■ Problem statement: Your task is to transcribe the records exactly, skipping every image.

>> Begin Provided entries

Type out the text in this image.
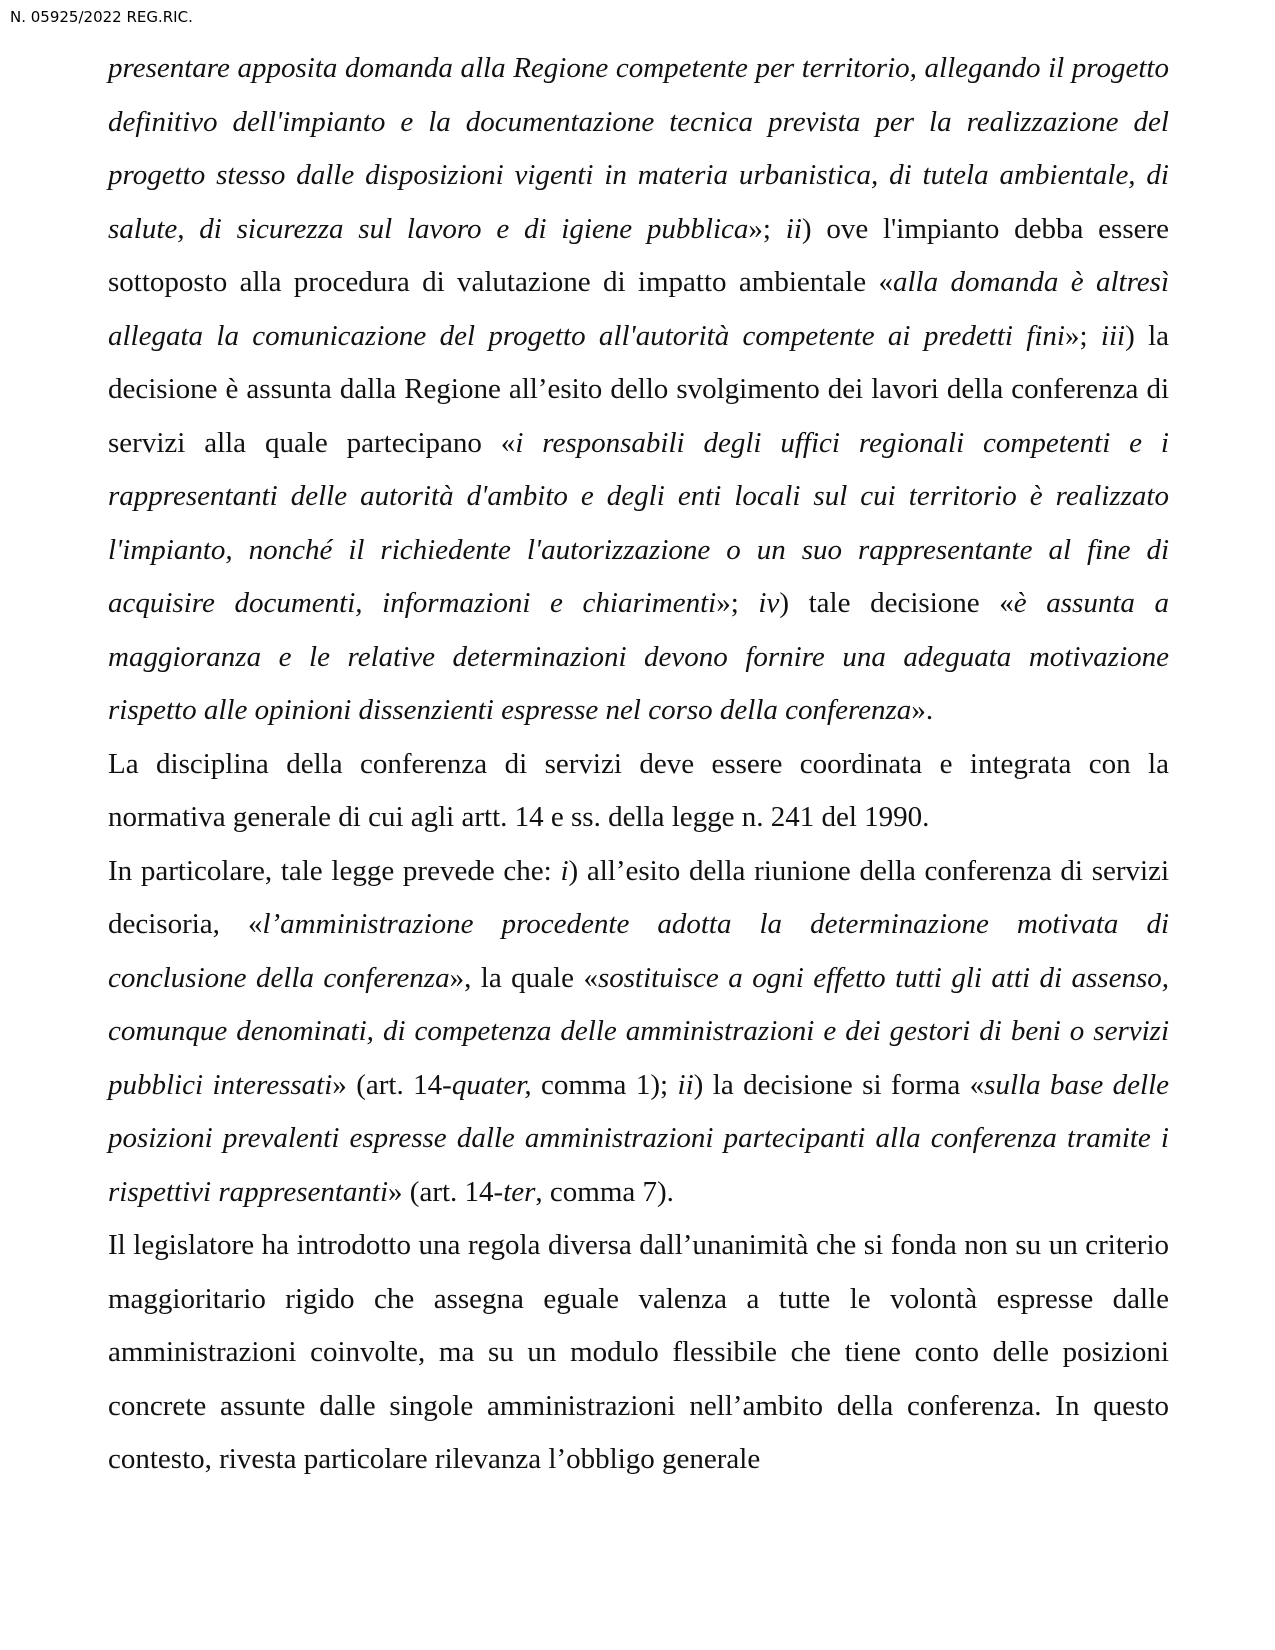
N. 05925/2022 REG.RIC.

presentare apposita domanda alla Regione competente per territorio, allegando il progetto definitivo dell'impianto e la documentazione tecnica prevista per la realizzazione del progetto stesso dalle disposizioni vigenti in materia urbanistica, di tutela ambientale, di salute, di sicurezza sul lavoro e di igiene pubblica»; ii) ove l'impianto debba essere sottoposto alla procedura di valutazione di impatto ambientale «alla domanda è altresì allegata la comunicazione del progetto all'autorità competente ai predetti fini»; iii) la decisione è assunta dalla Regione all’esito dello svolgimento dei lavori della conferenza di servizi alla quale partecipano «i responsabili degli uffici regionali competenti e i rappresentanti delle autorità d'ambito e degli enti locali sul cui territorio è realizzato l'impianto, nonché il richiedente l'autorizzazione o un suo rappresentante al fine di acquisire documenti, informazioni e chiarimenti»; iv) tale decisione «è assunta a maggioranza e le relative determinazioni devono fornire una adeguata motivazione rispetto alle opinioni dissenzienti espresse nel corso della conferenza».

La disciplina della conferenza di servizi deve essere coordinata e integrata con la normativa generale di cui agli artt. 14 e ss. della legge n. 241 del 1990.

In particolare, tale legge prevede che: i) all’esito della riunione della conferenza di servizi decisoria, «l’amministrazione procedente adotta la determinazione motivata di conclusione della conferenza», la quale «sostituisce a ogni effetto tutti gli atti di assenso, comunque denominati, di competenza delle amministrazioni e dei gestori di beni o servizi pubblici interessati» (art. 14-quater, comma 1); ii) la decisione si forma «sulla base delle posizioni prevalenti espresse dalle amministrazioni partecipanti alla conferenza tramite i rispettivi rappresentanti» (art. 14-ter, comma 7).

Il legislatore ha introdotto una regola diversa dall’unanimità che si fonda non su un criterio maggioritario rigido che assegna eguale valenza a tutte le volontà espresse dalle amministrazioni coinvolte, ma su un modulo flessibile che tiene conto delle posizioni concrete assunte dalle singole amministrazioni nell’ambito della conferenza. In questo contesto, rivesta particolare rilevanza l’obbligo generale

>> End Provided entries

■ Written solution:
Type out the text in this image.
N. 05925/2022 REG.RIC.

presentare apposita domanda alla Regione competente per territorio, allegando il progetto definitivo dell'impianto e la documentazione tecnica prevista per la realizzazione del progetto stesso dalle disposizioni vigenti in materia urbanistica, di tutela ambientale, di salute, di sicurezza sul lavoro e di igiene pubblica»; ii) ove l'impianto debba essere sottoposto alla procedura di valutazione di impatto ambientale «alla domanda è altresì allegata la comunicazione del progetto all'autorità competente ai predetti fini»; iii) la decisione è assunta dalla Regione all’esito dello svolgimento dei lavori della conferenza di servizi alla quale partecipano «i responsabili degli uffici regionali competenti e i rappresentanti delle autorità d'ambito e degli enti locali sul cui territorio è realizzato l'impianto, nonché il richiedente l'autorizzazione o un suo rappresentante al fine di acquisire documenti, informazioni e chiarimenti»; iv) tale decisione «è assunta a maggioranza e le relative determinazioni devono fornire una adeguata motivazione rispetto alle opinioni dissenzienti espresse nel corso della conferenza».

La disciplina della conferenza di servizi deve essere coordinata e integrata con la normativa generale di cui agli artt. 14 e ss. della legge n. 241 del 1990.

In particolare, tale legge prevede che: i) all’esito della riunione della conferenza di servizi decisoria, «l’amministrazione procedente adotta la determinazione motivata di conclusione della conferenza», la quale «sostituisce a ogni effetto tutti gli atti di assenso, comunque denominati, di competenza delle amministrazioni e dei gestori di beni o servizi pubblici interessati» (art. 14-quater, comma 1); ii) la decisione si forma «sulla base delle posizioni prevalenti espresse dalle amministrazioni partecipanti alla conferenza tramite i rispettivi rappresentanti» (art. 14-ter, comma 7).

Il legislatore ha introdotto una regola diversa dall’unanimità che si fonda non su un criterio maggioritario rigido che assegna eguale valenza a tutte le volontà espresse dalle amministrazioni coinvolte, ma su un modulo flessibile che tiene conto delle posizioni concrete assunte dalle singole amministrazioni nell’ambito della conferenza. In questo contesto, rivesta particolare rilevanza l’obbligo generale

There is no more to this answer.